>>>

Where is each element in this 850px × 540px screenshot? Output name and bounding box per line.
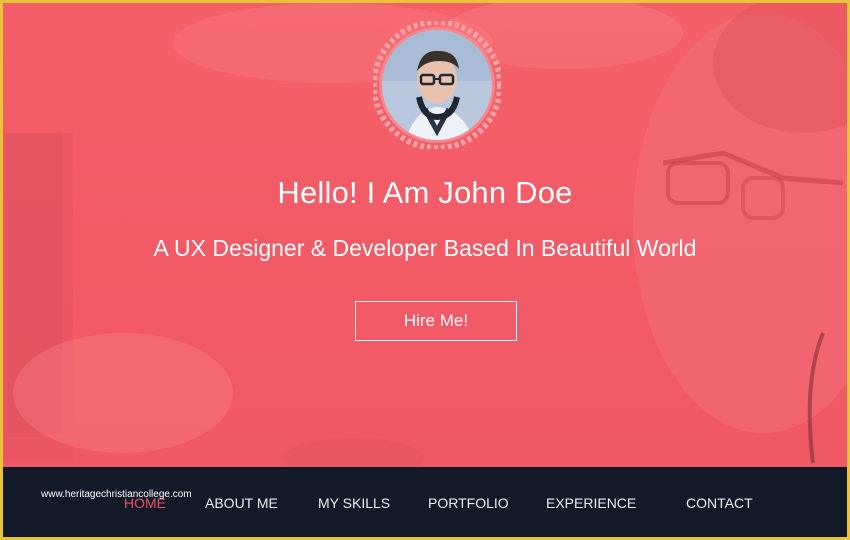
- hero-subtitle: A UX Designer & Developer Based In Beaut…: [153, 235, 697, 261]
- profile-avatar: [373, 21, 501, 149]
- nav-item-my-skills[interactable]: MY SKILLS: [318, 495, 390, 511]
- nav-item-about-me[interactable]: ABOUT ME: [205, 495, 278, 511]
- watermark-text: www.heritagechristiancollege.com: [41, 489, 192, 500]
- hero-title: Hello! I Am John Doe: [277, 175, 573, 210]
- nav-item-portfolio[interactable]: PORTFOLIO: [428, 495, 509, 511]
- hero-section: Hello! I Am John Doe A UX Designer & Dev…: [3, 3, 847, 467]
- main-navigation: HOME ABOUT ME MY SKILLS PORTFOLIO EXPERI…: [3, 467, 847, 537]
- hire-me-button[interactable]: Hire Me!: [355, 301, 517, 341]
- nav-item-experience[interactable]: EXPERIENCE: [546, 495, 636, 511]
- nav-item-contact[interactable]: CONTACT: [686, 495, 753, 511]
- page-frame: Hello! I Am John Doe A UX Designer & Dev…: [0, 0, 850, 540]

<<<

◆ Written task ◆
Copy out every line of the records above word for word, but leave out the picture.

◆ Task response ◆
Where is each element in this 850px × 540px screenshot? Output name and bounding box per line.
- hero-subtitle: A UX Designer & Developer Based In Beaut…: [153, 235, 697, 261]
- profile-avatar: [373, 21, 501, 149]
- nav-item-my-skills[interactable]: MY SKILLS: [318, 495, 390, 511]
- nav-item-about-me[interactable]: ABOUT ME: [205, 495, 278, 511]
- watermark-text: www.heritagechristiancollege.com: [41, 489, 192, 500]
- hero-title: Hello! I Am John Doe: [277, 175, 573, 210]
- nav-item-portfolio[interactable]: PORTFOLIO: [428, 495, 509, 511]
- hero-section: Hello! I Am John Doe A UX Designer & Dev…: [3, 3, 847, 467]
- main-navigation: HOME ABOUT ME MY SKILLS PORTFOLIO EXPERI…: [3, 467, 847, 537]
- hire-me-button[interactable]: Hire Me!: [355, 301, 517, 341]
- nav-item-experience[interactable]: EXPERIENCE: [546, 495, 636, 511]
- nav-item-contact[interactable]: CONTACT: [686, 495, 753, 511]
- page-frame: Hello! I Am John Doe A UX Designer & Dev…: [0, 0, 850, 540]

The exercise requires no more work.